Data entries:

## start

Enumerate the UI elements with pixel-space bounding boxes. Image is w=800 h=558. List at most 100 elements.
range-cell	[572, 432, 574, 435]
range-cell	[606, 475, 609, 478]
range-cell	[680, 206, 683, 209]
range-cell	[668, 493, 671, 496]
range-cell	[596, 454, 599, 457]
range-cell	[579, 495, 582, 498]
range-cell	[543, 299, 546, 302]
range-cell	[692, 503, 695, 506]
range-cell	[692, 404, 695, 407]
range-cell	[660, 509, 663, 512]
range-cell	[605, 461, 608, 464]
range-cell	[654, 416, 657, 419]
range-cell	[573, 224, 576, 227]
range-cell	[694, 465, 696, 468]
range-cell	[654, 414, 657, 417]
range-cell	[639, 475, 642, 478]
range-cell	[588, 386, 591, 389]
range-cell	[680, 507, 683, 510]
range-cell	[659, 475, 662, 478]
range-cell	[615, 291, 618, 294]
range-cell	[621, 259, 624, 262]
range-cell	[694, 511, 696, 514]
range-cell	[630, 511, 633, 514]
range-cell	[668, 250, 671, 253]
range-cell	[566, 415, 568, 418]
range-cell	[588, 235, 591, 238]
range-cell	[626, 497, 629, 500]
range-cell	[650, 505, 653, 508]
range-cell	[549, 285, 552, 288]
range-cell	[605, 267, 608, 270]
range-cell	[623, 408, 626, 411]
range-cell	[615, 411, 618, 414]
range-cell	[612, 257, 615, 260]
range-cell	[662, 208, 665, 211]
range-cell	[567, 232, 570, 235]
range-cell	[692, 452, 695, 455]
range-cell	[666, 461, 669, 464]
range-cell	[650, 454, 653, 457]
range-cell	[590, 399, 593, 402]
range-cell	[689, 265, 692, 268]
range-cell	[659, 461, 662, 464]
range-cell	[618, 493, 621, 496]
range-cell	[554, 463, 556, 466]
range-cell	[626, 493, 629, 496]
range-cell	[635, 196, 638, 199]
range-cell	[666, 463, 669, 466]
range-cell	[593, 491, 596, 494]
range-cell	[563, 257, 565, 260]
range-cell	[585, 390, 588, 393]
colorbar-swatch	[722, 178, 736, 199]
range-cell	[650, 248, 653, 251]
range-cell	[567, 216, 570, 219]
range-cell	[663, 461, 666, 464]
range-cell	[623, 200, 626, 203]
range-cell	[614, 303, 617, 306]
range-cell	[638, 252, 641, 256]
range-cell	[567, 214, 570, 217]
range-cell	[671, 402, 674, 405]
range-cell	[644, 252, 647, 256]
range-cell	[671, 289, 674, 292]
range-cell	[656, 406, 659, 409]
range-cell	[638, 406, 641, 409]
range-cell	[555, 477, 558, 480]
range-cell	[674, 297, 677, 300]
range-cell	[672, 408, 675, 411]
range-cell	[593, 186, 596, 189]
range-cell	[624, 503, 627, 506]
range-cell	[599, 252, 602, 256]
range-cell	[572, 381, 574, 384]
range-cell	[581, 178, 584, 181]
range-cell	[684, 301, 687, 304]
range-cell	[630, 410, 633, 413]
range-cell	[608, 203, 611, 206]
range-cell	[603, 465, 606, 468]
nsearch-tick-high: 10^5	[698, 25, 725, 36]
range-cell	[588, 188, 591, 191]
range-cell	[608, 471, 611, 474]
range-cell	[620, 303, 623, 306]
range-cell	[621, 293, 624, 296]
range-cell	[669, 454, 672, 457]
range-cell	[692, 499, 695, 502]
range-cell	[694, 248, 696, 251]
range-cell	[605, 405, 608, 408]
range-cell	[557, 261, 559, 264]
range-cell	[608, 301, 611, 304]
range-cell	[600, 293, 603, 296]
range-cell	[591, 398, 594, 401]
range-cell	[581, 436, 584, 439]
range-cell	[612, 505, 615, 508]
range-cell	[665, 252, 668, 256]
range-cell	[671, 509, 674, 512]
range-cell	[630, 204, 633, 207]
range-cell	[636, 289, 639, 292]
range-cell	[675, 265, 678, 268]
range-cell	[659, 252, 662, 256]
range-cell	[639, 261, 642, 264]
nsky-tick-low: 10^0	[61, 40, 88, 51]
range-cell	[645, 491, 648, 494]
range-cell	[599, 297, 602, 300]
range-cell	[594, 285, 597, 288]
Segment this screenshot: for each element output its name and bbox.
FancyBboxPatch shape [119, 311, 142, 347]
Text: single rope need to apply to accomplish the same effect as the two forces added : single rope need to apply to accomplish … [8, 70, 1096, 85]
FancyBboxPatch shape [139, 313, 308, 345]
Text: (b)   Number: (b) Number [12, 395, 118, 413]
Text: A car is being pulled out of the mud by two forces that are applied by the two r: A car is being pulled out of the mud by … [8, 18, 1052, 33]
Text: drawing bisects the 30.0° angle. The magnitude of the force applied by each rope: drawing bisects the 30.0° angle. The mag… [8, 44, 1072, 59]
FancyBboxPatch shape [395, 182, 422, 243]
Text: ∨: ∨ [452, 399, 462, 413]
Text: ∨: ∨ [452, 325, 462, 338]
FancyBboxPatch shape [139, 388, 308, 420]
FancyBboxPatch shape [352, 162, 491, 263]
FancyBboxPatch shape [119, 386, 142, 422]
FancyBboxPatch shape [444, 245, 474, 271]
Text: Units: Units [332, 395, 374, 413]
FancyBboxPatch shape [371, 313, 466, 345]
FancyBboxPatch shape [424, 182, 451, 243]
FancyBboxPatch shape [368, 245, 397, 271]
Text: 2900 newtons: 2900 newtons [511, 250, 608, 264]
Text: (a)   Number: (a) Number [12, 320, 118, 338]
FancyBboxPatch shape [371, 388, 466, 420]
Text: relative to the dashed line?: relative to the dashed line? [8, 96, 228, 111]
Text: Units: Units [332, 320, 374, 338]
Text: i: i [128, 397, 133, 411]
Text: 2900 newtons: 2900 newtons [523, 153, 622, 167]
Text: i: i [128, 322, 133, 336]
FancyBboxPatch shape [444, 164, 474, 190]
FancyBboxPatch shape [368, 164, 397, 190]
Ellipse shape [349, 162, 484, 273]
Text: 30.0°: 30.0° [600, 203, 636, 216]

## end

Write each line of the records above as a JSON list of strings, one string per line, with blank lines dropped.

[
  "Enumerate the UI elements with pixel-space bounding boxes. Image is w=800 h=558. List at most 100 elements.",
  "range-cell\t[572, 432, 574, 435]",
  "range-cell\t[606, 475, 609, 478]",
  "range-cell\t[680, 206, 683, 209]",
  "range-cell\t[668, 493, 671, 496]",
  "range-cell\t[596, 454, 599, 457]",
  "range-cell\t[579, 495, 582, 498]",
  "range-cell\t[543, 299, 546, 302]",
  "range-cell\t[692, 503, 695, 506]",
  "range-cell\t[692, 404, 695, 407]",
  "range-cell\t[660, 509, 663, 512]",
  "range-cell\t[605, 461, 608, 464]",
  "range-cell\t[654, 416, 657, 419]",
  "range-cell\t[573, 224, 576, 227]",
  "range-cell\t[694, 465, 696, 468]",
  "range-cell\t[654, 414, 657, 417]",
  "range-cell\t[639, 475, 642, 478]",
  "range-cell\t[588, 386, 591, 389]",
  "range-cell\t[680, 507, 683, 510]",
  "range-cell\t[659, 475, 662, 478]",
  "range-cell\t[615, 291, 618, 294]",
  "range-cell\t[621, 259, 624, 262]",
  "range-cell\t[694, 511, 696, 514]",
  "range-cell\t[630, 511, 633, 514]",
  "range-cell\t[668, 250, 671, 253]",
  "range-cell\t[566, 415, 568, 418]",
  "range-cell\t[588, 235, 591, 238]",
  "range-cell\t[626, 497, 629, 500]",
  "range-cell\t[650, 505, 653, 508]",
  "range-cell\t[549, 285, 552, 288]",
  "range-cell\t[605, 267, 608, 270]",
  "range-cell\t[623, 408, 626, 411]",
  "range-cell\t[615, 411, 618, 414]",
  "range-cell\t[612, 257, 615, 260]",
  "range-cell\t[662, 208, 665, 211]",
  "range-cell\t[567, 232, 570, 235]",
  "range-cell\t[692, 452, 695, 455]",
  "range-cell\t[666, 461, 669, 464]",
  "range-cell\t[650, 454, 653, 457]",
  "range-cell\t[590, 399, 593, 402]",
  "range-cell\t[689, 265, 692, 268]",
  "range-cell\t[659, 461, 662, 464]",
  "range-cell\t[618, 493, 621, 496]",
  "range-cell\t[554, 463, 556, 466]",
  "range-cell\t[626, 493, 629, 496]",
  "range-cell\t[635, 196, 638, 199]",
  "range-cell\t[666, 463, 669, 466]",
  "range-cell\t[593, 491, 596, 494]",
  "range-cell\t[563, 257, 565, 260]",
  "range-cell\t[585, 390, 588, 393]",
  "colorbar-swatch\t[722, 178, 736, 199]",
  "range-cell\t[650, 248, 653, 251]",
  "range-cell\t[567, 216, 570, 219]",
  "range-cell\t[663, 461, 666, 464]",
  "range-cell\t[623, 200, 626, 203]",
  "range-cell\t[614, 303, 617, 306]",
  "range-cell\t[638, 252, 641, 256]",
  "range-cell\t[567, 214, 570, 217]",
  "range-cell\t[671, 402, 674, 405]",
  "range-cell\t[644, 252, 647, 256]",
  "range-cell\t[671, 289, 674, 292]",
  "range-cell\t[656, 406, 659, 409]",
  "range-cell\t[638, 406, 641, 409]",
  "range-cell\t[555, 477, 558, 480]",
  "range-cell\t[674, 297, 677, 300]",
  "range-cell\t[672, 408, 675, 411]",
  "range-cell\t[593, 186, 596, 189]",
  "range-cell\t[624, 503, 627, 506]",
  "range-cell\t[599, 252, 602, 256]",
  "range-cell\t[572, 381, 574, 384]",
  "range-cell\t[581, 178, 584, 181]",
  "range-cell\t[684, 301, 687, 304]",
  "range-cell\t[630, 410, 633, 413]",
  "range-cell\t[608, 203, 611, 206]",
  "range-cell\t[603, 465, 606, 468]",
  "nsearch-tick-high: 10^5\t[698, 25, 725, 36]",
  "range-cell\t[588, 188, 591, 191]",
  "range-cell\t[608, 471, 611, 474]",
  "range-cell\t[620, 303, 623, 306]",
  "range-cell\t[621, 293, 624, 296]",
  "range-cell\t[669, 454, 672, 457]",
  "range-cell\t[692, 499, 695, 502]",
  "range-cell\t[694, 248, 696, 251]",
  "range-cell\t[605, 405, 608, 408]",
  "range-cell\t[557, 261, 559, 264]",
  "range-cell\t[608, 301, 611, 304]",
  "range-cell\t[600, 293, 603, 296]",
  "range-cell\t[591, 398, 594, 401]",
  "range-cell\t[581, 436, 584, 439]",
  "range-cell\t[612, 505, 615, 508]",
  "range-cell\t[665, 252, 668, 256]",
  "range-cell\t[671, 509, 674, 512]",
  "range-cell\t[630, 204, 633, 207]",
  "range-cell\t[636, 289, 639, 292]",
  "range-cell\t[675, 265, 678, 268]",
  "range-cell\t[659, 252, 662, 256]",
  "range-cell\t[639, 261, 642, 264]",
  "nsky-tick-low: 10^0\t[61, 40, 88, 51]",
  "range-cell\t[645, 491, 648, 494]",
  "range-cell\t[599, 297, 602, 300]",
  "range-cell\t[594, 285, 597, 288]",
  "Segment this screenshot: for each element output its name and bbox.",
  "FancyBboxPatch shape [119, 311, 142, 347]",
  "Text: single rope need to apply to accomplish the same effect as the two forces added : single rope need to apply to accomplish … [8, 70, 1096, 85]",
  "FancyBboxPatch shape [139, 313, 308, 345]",
  "Text: (b)   Number: (b) Number [12, 395, 118, 413]",
  "Text: A car is being pulled out of the mud by two forces that are applied by the two r: A car is being pulled out of the mud by … [8, 18, 1052, 33]",
  "Text: drawing bisects the 30.0° angle. The magnitude of the force applied by each rope: drawing bisects the 30.0° angle. The mag… [8, 44, 1072, 59]",
  "FancyBboxPatch shape [395, 182, 422, 243]",
  "Text: ∨: ∨ [452, 399, 462, 413]",
  "Text: ∨: ∨ [452, 325, 462, 338]",
  "FancyBboxPatch shape [139, 388, 308, 420]",
  "FancyBboxPatch shape [352, 162, 491, 263]",
  "FancyBboxPatch shape [119, 386, 142, 422]",
  "FancyBboxPatch shape [444, 245, 474, 271]",
  "Text: Units: Units [332, 395, 374, 413]",
  "FancyBboxPatch shape [371, 313, 466, 345]",
  "FancyBboxPatch shape [424, 182, 451, 243]",
  "FancyBboxPatch shape [368, 245, 397, 271]",
  "Text: 2900 newtons: 2900 newtons [511, 250, 608, 264]",
  "Text: (a)   Number: (a) Number [12, 320, 118, 338]",
  "FancyBboxPatch shape [371, 388, 466, 420]",
  "Text: relative to the dashed line?: relative to the dashed line? [8, 96, 228, 111]",
  "Text: Units: Units [332, 320, 374, 338]",
  "Text: i: i [128, 397, 133, 411]",
  "Text: 2900 newtons: 2900 newtons [523, 153, 622, 167]",
  "Text: i: i [128, 322, 133, 336]",
  "FancyBboxPatch shape [444, 164, 474, 190]",
  "FancyBboxPatch shape [368, 164, 397, 190]",
  "Ellipse shape [349, 162, 484, 273]",
  "Text: 30.0°: 30.0° [600, 203, 636, 216]"
]